Reproduce all of the material word for word.

*** Data section ***

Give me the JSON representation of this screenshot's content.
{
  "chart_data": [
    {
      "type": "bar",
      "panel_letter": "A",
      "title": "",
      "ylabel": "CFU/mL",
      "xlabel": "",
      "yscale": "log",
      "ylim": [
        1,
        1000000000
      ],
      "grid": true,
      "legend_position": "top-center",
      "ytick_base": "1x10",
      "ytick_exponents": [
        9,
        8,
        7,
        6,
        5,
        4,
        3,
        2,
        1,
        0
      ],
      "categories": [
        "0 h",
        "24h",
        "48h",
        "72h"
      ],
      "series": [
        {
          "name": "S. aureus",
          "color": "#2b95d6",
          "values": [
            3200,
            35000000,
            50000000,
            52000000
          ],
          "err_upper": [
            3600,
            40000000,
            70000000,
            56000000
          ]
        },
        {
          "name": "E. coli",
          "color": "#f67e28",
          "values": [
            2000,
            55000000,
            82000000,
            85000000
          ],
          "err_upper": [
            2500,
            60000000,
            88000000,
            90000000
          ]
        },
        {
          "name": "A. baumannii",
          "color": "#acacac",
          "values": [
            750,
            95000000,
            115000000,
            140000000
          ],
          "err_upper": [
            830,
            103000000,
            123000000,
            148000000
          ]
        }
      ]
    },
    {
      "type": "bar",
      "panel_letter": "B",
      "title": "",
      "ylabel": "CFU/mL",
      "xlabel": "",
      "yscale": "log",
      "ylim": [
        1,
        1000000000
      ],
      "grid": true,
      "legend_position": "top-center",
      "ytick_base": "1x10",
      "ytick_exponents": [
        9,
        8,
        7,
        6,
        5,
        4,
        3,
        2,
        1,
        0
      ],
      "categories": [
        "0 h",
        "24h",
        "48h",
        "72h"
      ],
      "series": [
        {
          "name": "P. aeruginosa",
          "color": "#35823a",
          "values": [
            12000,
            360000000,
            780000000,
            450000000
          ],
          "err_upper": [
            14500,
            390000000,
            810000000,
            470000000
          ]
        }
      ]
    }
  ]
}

***

> **Solved problem**
Give me the JSON representation of this screenshot's content.
{
  "chart_data": [
    {
      "type": "bar",
      "panel_letter": "A",
      "title": "",
      "ylabel": "CFU/mL",
      "xlabel": "",
      "yscale": "log",
      "ylim": [
        1,
        1000000000
      ],
      "grid": true,
      "legend_position": "top-center",
      "ytick_base": "1x10",
      "ytick_exponents": [
        9,
        8,
        7,
        6,
        5,
        4,
        3,
        2,
        1,
        0
      ],
      "categories": [
        "0 h",
        "24h",
        "48h",
        "72h"
      ],
      "series": [
        {
          "name": "S. aureus",
          "color": "#2b95d6",
          "values": [
            3200,
            35000000,
            50000000,
            52000000
          ],
          "err_upper": [
            3600,
            40000000,
            70000000,
            56000000
          ]
        },
        {
          "name": "E. coli",
          "color": "#f67e28",
          "values": [
            2000,
            55000000,
            82000000,
            85000000
          ],
          "err_upper": [
            2500,
            60000000,
            88000000,
            90000000
          ]
        },
        {
          "name": "A. baumannii",
          "color": "#acacac",
          "values": [
            750,
            95000000,
            115000000,
            140000000
          ],
          "err_upper": [
            830,
            103000000,
            123000000,
            148000000
          ]
        }
      ]
    },
    {
      "type": "bar",
      "panel_letter": "B",
      "title": "",
      "ylabel": "CFU/mL",
      "xlabel": "",
      "yscale": "log",
      "ylim": [
        1,
        1000000000
      ],
      "grid": true,
      "legend_position": "top-center",
      "ytick_base": "1x10",
      "ytick_exponents": [
        9,
        8,
        7,
        6,
        5,
        4,
        3,
        2,
        1,
        0
      ],
      "categories": [
        "0 h",
        "24h",
        "48h",
        "72h"
      ],
      "series": [
        {
          "name": "P. aeruginosa",
          "color": "#35823a",
          "values": [
            12000,
            360000000,
            780000000,
            450000000
          ],
          "err_upper": [
            14500,
            390000000,
            810000000,
            470000000
          ]
        }
      ]
    }
  ]
}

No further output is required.